▶ _The request_: Please reproduce every line of the data below without any changes, leaving out the pictures.

———

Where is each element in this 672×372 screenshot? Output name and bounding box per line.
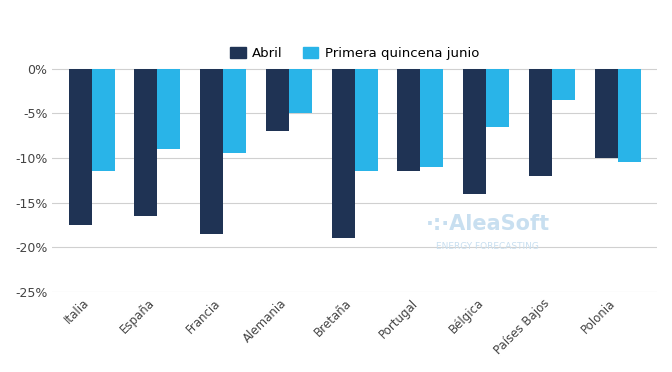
Bar — [397, 69, 421, 171]
Bar — [223, 69, 246, 154]
Text: ·:·AleaSoft: ·:·AleaSoft — [425, 214, 550, 234]
Bar — [486, 69, 509, 127]
Bar — [69, 69, 91, 225]
Bar — [618, 69, 640, 163]
Bar — [463, 69, 486, 193]
Bar — [355, 69, 378, 171]
Bar — [289, 69, 312, 113]
Bar — [595, 69, 618, 158]
Bar — [200, 69, 223, 234]
Bar — [266, 69, 289, 131]
Bar — [157, 69, 180, 149]
Text: ENERGY FORECASTING: ENERGY FORECASTING — [436, 242, 539, 251]
Bar — [331, 69, 355, 238]
Bar — [91, 69, 115, 171]
Legend: Abril, Primera quincena junio: Abril, Primera quincena junio — [224, 41, 485, 65]
Bar — [552, 69, 575, 100]
Bar — [134, 69, 157, 216]
Bar — [421, 69, 444, 167]
Bar — [529, 69, 552, 176]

———

▶ _Reply_:
Where is each element in this 672×372 screenshot? Output name and bounding box per line.
Bar — [397, 69, 421, 171]
Bar — [223, 69, 246, 154]
Text: ·:·AleaSoft: ·:·AleaSoft — [425, 214, 550, 234]
Bar — [486, 69, 509, 127]
Bar — [69, 69, 91, 225]
Bar — [618, 69, 640, 163]
Bar — [463, 69, 486, 193]
Bar — [355, 69, 378, 171]
Bar — [289, 69, 312, 113]
Bar — [595, 69, 618, 158]
Bar — [200, 69, 223, 234]
Bar — [266, 69, 289, 131]
Bar — [157, 69, 180, 149]
Text: ENERGY FORECASTING: ENERGY FORECASTING — [436, 242, 539, 251]
Bar — [331, 69, 355, 238]
Bar — [91, 69, 115, 171]
Legend: Abril, Primera quincena junio: Abril, Primera quincena junio — [224, 41, 485, 65]
Bar — [552, 69, 575, 100]
Bar — [134, 69, 157, 216]
Bar — [421, 69, 444, 167]
Bar — [529, 69, 552, 176]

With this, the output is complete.